REQUIRED WORK
Transcribe each record below word for word.
--- BEGIN GIVEN RECORDS ---
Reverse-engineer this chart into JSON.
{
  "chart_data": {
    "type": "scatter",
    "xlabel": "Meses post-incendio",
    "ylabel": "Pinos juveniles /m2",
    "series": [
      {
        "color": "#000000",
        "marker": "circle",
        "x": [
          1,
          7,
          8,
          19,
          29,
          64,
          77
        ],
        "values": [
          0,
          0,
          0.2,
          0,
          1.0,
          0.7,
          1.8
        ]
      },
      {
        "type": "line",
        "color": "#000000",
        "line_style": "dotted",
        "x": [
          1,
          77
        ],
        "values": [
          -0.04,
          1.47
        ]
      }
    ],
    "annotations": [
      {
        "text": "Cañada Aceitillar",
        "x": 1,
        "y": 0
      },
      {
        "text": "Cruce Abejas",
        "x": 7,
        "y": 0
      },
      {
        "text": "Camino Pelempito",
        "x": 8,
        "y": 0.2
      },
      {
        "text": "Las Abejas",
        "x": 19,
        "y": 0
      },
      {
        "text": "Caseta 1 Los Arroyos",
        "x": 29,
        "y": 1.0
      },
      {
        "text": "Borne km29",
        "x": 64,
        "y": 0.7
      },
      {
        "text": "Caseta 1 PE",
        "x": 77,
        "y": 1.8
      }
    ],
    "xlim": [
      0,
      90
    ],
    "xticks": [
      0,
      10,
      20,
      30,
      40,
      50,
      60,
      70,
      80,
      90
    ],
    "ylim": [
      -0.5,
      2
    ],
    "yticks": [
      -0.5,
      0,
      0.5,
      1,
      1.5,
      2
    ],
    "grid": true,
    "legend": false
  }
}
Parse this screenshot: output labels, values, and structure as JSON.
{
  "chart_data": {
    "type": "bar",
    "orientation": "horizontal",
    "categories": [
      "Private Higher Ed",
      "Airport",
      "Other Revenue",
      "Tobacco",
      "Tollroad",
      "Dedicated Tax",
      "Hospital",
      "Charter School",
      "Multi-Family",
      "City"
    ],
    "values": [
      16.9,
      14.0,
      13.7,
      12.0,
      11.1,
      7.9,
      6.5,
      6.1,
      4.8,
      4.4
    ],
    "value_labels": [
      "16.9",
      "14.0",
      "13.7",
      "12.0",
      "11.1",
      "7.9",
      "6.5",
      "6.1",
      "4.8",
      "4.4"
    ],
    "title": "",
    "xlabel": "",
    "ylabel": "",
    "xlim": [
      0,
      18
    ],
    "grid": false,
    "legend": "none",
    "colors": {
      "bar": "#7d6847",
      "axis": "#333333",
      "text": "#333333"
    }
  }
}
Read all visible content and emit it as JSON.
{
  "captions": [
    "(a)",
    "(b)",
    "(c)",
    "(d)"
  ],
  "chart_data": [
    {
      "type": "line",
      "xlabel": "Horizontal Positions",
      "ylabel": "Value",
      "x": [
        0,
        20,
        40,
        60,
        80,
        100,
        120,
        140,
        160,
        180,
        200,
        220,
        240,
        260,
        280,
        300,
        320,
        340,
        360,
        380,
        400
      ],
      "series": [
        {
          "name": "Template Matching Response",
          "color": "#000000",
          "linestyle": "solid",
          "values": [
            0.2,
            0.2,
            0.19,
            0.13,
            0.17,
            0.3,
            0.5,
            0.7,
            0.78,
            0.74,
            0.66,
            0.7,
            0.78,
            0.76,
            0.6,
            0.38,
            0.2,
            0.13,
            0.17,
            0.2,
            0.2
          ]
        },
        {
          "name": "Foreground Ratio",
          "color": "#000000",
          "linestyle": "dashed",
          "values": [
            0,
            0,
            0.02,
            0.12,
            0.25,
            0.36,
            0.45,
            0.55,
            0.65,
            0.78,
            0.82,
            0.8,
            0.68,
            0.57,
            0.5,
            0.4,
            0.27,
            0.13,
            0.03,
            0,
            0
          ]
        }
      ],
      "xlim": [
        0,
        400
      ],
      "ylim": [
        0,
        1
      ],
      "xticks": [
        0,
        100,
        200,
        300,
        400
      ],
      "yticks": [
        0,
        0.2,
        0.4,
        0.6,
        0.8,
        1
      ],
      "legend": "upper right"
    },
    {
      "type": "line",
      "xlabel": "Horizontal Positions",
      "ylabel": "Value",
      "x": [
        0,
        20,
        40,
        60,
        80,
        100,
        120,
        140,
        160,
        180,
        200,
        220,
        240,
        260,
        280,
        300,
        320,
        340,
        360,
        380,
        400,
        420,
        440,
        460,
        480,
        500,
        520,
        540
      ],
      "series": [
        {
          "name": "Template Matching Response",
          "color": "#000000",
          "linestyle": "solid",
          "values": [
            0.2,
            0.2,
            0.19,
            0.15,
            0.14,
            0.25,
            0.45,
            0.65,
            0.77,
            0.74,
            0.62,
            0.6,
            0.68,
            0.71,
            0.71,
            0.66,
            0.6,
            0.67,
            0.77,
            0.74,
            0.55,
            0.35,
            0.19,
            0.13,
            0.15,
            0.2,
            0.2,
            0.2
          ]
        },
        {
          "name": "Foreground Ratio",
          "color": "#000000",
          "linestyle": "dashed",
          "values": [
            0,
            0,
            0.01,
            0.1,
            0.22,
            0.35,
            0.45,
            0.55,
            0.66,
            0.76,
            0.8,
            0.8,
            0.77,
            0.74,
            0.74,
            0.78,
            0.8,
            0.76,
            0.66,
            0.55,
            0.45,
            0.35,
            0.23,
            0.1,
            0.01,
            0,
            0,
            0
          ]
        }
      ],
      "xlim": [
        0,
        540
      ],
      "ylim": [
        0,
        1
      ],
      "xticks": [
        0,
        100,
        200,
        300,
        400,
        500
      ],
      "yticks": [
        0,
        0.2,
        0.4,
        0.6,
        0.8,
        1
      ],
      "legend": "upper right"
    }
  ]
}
--- END GIVEN RECORDS ---
RESPONSE
Reverse-engineer this chart into JSON.
{
  "chart_data": {
    "type": "scatter",
    "xlabel": "Meses post-incendio",
    "ylabel": "Pinos juveniles /m2",
    "series": [
      {
        "color": "#000000",
        "marker": "circle",
        "x": [
          1,
          7,
          8,
          19,
          29,
          64,
          77
        ],
        "values": [
          0,
          0,
          0.2,
          0,
          1.0,
          0.7,
          1.8
        ]
      },
      {
        "type": "line",
        "color": "#000000",
        "line_style": "dotted",
        "x": [
          1,
          77
        ],
        "values": [
          -0.04,
          1.47
        ]
      }
    ],
    "annotations": [
      {
        "text": "Cañada Aceitillar",
        "x": 1,
        "y": 0
      },
      {
        "text": "Cruce Abejas",
        "x": 7,
        "y": 0
      },
      {
        "text": "Camino Pelempito",
        "x": 8,
        "y": 0.2
      },
      {
        "text": "Las Abejas",
        "x": 19,
        "y": 0
      },
      {
        "text": "Caseta 1 Los Arroyos",
        "x": 29,
        "y": 1.0
      },
      {
        "text": "Borne km29",
        "x": 64,
        "y": 0.7
      },
      {
        "text": "Caseta 1 PE",
        "x": 77,
        "y": 1.8
      }
    ],
    "xlim": [
      0,
      90
    ],
    "xticks": [
      0,
      10,
      20,
      30,
      40,
      50,
      60,
      70,
      80,
      90
    ],
    "ylim": [
      -0.5,
      2
    ],
    "yticks": [
      -0.5,
      0,
      0.5,
      1,
      1.5,
      2
    ],
    "grid": true,
    "legend": false
  }
}
Parse this screenshot: output labels, values, and structure as JSON.
{
  "chart_data": {
    "type": "bar",
    "orientation": "horizontal",
    "categories": [
      "Private Higher Ed",
      "Airport",
      "Other Revenue",
      "Tobacco",
      "Tollroad",
      "Dedicated Tax",
      "Hospital",
      "Charter School",
      "Multi-Family",
      "City"
    ],
    "values": [
      16.9,
      14.0,
      13.7,
      12.0,
      11.1,
      7.9,
      6.5,
      6.1,
      4.8,
      4.4
    ],
    "value_labels": [
      "16.9",
      "14.0",
      "13.7",
      "12.0",
      "11.1",
      "7.9",
      "6.5",
      "6.1",
      "4.8",
      "4.4"
    ],
    "title": "",
    "xlabel": "",
    "ylabel": "",
    "xlim": [
      0,
      18
    ],
    "grid": false,
    "legend": "none",
    "colors": {
      "bar": "#7d6847",
      "axis": "#333333",
      "text": "#333333"
    }
  }
}
Read all visible content and emit it as JSON.
{
  "captions": [
    "(a)",
    "(b)",
    "(c)",
    "(d)"
  ],
  "chart_data": [
    {
      "type": "line",
      "xlabel": "Horizontal Positions",
      "ylabel": "Value",
      "x": [
        0,
        20,
        40,
        60,
        80,
        100,
        120,
        140,
        160,
        180,
        200,
        220,
        240,
        260,
        280,
        300,
        320,
        340,
        360,
        380,
        400
      ],
      "series": [
        {
          "name": "Template Matching Response",
          "color": "#000000",
          "linestyle": "solid",
          "values": [
            0.2,
            0.2,
            0.19,
            0.13,
            0.17,
            0.3,
            0.5,
            0.7,
            0.78,
            0.74,
            0.66,
            0.7,
            0.78,
            0.76,
            0.6,
            0.38,
            0.2,
            0.13,
            0.17,
            0.2,
            0.2
          ]
        },
        {
          "name": "Foreground Ratio",
          "color": "#000000",
          "linestyle": "dashed",
          "values": [
            0,
            0,
            0.02,
            0.12,
            0.25,
            0.36,
            0.45,
            0.55,
            0.65,
            0.78,
            0.82,
            0.8,
            0.68,
            0.57,
            0.5,
            0.4,
            0.27,
            0.13,
            0.03,
            0,
            0
          ]
        }
      ],
      "xlim": [
        0,
        400
      ],
      "ylim": [
        0,
        1
      ],
      "xticks": [
        0,
        100,
        200,
        300,
        400
      ],
      "yticks": [
        0,
        0.2,
        0.4,
        0.6,
        0.8,
        1
      ],
      "legend": "upper right"
    },
    {
      "type": "line",
      "xlabel": "Horizontal Positions",
      "ylabel": "Value",
      "x": [
        0,
        20,
        40,
        60,
        80,
        100,
        120,
        140,
        160,
        180,
        200,
        220,
        240,
        260,
        280,
        300,
        320,
        340,
        360,
        380,
        400,
        420,
        440,
        460,
        480,
        500,
        520,
        540
      ],
      "series": [
        {
          "name": "Template Matching Response",
          "color": "#000000",
          "linestyle": "solid",
          "values": [
            0.2,
            0.2,
            0.19,
            0.15,
            0.14,
            0.25,
            0.45,
            0.65,
            0.77,
            0.74,
            0.62,
            0.6,
            0.68,
            0.71,
            0.71,
            0.66,
            0.6,
            0.67,
            0.77,
            0.74,
            0.55,
            0.35,
            0.19,
            0.13,
            0.15,
            0.2,
            0.2,
            0.2
          ]
        },
        {
          "name": "Foreground Ratio",
          "color": "#000000",
          "linestyle": "dashed",
          "values": [
            0,
            0,
            0.01,
            0.1,
            0.22,
            0.35,
            0.45,
            0.55,
            0.66,
            0.76,
            0.8,
            0.8,
            0.77,
            0.74,
            0.74,
            0.78,
            0.8,
            0.76,
            0.66,
            0.55,
            0.45,
            0.35,
            0.23,
            0.1,
            0.01,
            0,
            0,
            0
          ]
        }
      ],
      "xlim": [
        0,
        540
      ],
      "ylim": [
        0,
        1
      ],
      "xticks": [
        0,
        100,
        200,
        300,
        400,
        500
      ],
      "yticks": [
        0,
        0.2,
        0.4,
        0.6,
        0.8,
        1
      ],
      "legend": "upper right"
    }
  ]
}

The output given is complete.